▶ [THE REQUEST] Write out the listing below from the line containing "Read all visible content and emit it as JSON." to its last line, unaltered, ends included.

Start of ROWS

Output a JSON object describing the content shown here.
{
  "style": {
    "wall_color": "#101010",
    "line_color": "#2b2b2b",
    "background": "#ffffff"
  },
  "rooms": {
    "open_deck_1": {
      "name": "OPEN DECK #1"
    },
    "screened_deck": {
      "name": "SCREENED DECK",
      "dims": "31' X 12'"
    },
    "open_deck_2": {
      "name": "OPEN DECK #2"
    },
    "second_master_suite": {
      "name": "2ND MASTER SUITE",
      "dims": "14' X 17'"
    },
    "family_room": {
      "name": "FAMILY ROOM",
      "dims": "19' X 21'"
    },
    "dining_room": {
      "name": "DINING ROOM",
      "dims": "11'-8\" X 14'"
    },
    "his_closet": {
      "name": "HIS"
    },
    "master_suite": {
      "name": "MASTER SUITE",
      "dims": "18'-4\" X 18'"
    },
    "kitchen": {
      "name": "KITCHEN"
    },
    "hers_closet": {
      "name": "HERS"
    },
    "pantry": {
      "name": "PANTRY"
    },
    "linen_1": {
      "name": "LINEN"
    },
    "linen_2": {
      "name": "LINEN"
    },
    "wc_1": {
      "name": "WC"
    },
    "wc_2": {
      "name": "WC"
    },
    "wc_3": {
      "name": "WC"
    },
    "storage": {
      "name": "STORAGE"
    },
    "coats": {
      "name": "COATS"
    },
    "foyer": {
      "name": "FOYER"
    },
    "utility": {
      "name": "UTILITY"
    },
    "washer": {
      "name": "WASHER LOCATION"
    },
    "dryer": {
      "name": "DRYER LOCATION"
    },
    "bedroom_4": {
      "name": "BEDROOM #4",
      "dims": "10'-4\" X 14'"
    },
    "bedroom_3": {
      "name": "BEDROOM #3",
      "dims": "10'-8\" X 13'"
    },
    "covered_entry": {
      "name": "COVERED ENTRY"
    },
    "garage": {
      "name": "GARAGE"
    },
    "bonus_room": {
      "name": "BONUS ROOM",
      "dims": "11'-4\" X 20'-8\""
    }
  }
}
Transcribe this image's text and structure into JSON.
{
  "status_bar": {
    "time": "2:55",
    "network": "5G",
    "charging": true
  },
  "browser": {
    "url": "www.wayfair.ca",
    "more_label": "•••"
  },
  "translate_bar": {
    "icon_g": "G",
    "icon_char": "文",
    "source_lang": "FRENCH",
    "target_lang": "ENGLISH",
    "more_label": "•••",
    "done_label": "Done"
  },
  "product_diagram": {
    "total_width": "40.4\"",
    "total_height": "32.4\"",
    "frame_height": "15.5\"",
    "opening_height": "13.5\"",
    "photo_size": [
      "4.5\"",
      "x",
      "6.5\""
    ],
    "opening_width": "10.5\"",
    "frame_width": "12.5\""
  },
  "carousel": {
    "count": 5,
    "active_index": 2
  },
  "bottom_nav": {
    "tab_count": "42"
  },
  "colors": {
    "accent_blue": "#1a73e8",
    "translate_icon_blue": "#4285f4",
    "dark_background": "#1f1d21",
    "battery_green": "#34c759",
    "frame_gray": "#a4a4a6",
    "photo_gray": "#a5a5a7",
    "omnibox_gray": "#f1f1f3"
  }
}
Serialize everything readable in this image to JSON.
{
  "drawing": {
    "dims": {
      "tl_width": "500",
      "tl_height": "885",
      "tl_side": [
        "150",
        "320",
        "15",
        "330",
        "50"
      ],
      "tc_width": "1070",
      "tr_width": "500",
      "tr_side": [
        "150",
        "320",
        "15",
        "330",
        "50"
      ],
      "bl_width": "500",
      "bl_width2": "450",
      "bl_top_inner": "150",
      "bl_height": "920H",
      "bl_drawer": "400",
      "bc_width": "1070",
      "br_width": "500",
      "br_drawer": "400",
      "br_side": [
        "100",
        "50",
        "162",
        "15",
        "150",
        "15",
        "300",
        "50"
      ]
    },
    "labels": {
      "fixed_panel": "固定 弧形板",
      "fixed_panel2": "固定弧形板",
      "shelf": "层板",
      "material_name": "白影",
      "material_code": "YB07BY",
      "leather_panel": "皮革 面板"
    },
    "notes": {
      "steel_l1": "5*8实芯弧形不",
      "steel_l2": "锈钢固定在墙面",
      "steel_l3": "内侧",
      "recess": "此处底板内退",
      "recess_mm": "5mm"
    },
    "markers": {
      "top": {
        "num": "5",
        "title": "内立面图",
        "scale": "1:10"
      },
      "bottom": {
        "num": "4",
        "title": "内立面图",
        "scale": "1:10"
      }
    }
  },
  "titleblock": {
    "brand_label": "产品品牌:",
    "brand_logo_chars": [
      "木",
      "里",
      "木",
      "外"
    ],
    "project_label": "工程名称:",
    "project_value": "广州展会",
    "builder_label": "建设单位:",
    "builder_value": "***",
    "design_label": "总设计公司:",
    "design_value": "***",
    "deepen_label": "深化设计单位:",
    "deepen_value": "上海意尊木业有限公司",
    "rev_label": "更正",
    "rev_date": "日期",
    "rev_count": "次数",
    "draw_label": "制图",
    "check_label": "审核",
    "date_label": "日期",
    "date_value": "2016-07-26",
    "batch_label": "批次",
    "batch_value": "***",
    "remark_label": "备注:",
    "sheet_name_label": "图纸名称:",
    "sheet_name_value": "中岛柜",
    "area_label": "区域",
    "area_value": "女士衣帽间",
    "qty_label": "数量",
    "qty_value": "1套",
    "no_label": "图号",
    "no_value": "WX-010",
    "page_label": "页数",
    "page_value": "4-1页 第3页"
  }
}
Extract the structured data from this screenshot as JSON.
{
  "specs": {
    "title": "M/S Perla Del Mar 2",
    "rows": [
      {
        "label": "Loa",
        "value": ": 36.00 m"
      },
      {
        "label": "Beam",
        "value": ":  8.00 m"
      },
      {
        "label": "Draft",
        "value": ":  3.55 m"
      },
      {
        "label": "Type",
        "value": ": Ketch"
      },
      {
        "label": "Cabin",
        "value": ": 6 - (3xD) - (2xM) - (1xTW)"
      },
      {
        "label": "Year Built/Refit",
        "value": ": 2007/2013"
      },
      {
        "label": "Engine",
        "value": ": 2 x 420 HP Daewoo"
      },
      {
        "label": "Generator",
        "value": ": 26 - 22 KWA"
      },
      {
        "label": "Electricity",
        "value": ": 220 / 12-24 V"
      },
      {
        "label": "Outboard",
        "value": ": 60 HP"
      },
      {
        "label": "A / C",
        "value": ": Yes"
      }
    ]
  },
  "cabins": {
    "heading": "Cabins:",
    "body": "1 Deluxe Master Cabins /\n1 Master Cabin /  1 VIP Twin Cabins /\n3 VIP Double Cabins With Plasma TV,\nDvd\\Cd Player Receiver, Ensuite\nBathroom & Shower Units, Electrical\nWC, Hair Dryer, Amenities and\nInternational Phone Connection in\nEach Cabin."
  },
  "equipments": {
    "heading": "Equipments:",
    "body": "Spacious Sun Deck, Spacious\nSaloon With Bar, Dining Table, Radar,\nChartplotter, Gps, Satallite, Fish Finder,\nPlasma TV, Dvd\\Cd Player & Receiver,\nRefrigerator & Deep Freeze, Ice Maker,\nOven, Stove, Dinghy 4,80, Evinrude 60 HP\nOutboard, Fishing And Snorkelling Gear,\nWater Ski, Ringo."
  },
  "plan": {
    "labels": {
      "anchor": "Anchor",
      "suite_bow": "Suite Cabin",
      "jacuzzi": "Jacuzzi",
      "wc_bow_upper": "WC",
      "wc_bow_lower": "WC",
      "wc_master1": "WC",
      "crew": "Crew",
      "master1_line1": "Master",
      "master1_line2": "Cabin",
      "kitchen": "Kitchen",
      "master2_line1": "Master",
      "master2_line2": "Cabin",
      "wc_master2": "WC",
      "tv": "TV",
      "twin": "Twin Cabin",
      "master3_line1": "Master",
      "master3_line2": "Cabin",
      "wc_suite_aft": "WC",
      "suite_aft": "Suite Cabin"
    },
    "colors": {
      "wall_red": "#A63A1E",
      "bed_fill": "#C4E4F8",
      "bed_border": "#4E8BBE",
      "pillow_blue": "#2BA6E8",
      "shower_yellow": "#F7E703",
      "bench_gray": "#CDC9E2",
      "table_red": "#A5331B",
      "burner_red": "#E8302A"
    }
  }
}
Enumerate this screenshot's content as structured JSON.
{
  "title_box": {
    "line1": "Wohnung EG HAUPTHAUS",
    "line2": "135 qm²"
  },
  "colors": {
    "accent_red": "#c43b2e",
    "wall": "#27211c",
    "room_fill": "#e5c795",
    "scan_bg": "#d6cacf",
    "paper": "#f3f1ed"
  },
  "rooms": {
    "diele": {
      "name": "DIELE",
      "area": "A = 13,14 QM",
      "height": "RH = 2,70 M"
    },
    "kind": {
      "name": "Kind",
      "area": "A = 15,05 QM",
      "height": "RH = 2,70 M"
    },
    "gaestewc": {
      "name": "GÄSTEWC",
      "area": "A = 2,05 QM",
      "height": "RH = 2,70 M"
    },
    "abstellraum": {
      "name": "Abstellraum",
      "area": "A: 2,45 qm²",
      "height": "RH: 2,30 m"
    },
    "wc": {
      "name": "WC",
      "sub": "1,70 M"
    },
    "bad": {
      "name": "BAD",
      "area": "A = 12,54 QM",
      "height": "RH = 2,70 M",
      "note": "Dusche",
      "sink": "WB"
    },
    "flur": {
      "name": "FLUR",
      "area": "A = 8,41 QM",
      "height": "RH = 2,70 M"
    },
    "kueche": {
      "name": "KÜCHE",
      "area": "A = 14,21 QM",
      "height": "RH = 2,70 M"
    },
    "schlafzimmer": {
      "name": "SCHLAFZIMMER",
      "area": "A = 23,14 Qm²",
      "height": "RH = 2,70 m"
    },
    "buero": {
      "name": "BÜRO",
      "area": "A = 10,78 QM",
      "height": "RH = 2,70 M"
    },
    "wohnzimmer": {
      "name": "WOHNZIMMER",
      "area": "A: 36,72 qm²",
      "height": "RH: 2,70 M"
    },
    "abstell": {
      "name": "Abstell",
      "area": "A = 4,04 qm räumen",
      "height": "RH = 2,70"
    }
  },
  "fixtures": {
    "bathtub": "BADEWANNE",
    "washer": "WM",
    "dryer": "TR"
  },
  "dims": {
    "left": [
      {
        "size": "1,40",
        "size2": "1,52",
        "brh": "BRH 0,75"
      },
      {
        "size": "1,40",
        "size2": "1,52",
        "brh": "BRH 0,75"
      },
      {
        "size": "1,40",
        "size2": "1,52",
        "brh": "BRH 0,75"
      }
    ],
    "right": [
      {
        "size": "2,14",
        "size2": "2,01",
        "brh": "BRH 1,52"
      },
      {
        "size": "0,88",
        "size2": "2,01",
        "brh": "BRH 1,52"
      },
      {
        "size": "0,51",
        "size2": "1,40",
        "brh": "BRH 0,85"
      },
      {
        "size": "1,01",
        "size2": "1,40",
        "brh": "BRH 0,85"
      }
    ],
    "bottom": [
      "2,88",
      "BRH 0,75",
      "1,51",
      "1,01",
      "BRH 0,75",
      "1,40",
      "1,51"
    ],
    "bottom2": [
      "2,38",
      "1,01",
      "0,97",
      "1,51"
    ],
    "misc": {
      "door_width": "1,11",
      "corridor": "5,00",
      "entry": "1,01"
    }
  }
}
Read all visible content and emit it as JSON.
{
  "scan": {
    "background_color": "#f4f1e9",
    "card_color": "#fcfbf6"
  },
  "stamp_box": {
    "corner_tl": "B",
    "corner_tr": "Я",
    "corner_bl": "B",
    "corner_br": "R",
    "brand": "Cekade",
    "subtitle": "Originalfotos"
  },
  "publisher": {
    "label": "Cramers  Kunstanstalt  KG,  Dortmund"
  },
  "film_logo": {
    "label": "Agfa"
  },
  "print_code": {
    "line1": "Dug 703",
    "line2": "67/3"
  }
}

End of ROWS

▶ [RESPONSE]
Read all visible content and emit it as JSON.
{
  "scan": {
    "background_color": "#f4f1e9",
    "card_color": "#fcfbf6"
  },
  "stamp_box": {
    "corner_tl": "B",
    "corner_tr": "Я",
    "corner_bl": "B",
    "corner_br": "R",
    "brand": "Cekade",
    "subtitle": "Originalfotos"
  },
  "publisher": {
    "label": "Cramers  Kunstanstalt  KG,  Dortmund"
  },
  "film_logo": {
    "label": "Agfa"
  },
  "print_code": {
    "line1": "Dug 703",
    "line2": "67/3"
  }
}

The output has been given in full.